------ Material provided
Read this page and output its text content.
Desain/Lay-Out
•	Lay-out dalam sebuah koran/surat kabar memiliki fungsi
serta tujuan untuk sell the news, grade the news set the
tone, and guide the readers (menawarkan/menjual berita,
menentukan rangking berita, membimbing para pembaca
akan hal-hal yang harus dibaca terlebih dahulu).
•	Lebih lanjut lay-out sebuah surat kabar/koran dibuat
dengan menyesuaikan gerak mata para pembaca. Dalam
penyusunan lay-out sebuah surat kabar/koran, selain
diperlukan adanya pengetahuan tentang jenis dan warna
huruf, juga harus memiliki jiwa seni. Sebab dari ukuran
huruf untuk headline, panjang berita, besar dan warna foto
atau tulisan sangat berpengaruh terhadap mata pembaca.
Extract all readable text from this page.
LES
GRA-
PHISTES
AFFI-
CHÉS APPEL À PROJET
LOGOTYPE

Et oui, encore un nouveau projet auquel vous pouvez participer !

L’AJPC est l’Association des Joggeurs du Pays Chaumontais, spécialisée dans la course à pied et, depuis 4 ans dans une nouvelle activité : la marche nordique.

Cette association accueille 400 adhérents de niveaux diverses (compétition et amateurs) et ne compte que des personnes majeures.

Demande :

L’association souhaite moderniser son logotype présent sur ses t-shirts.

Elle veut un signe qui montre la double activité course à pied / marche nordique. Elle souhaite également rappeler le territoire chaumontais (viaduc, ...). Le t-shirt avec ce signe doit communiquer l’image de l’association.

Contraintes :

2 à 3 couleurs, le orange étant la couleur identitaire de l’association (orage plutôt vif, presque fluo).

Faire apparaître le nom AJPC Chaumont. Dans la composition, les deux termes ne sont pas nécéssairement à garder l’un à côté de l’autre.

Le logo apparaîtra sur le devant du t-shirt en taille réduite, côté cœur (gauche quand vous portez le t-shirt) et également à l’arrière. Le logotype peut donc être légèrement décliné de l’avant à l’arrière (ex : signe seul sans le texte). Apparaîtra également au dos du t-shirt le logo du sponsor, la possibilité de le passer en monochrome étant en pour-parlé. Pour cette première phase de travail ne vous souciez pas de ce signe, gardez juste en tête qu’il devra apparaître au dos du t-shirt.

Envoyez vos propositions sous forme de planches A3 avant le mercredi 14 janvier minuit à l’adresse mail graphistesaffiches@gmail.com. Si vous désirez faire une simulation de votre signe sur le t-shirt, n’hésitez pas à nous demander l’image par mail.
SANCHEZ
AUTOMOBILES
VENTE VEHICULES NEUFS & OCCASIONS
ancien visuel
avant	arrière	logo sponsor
------------
What is being asked> Across the entries above, how many lines contain "image"? Provide only the count.

Exercise solution> 2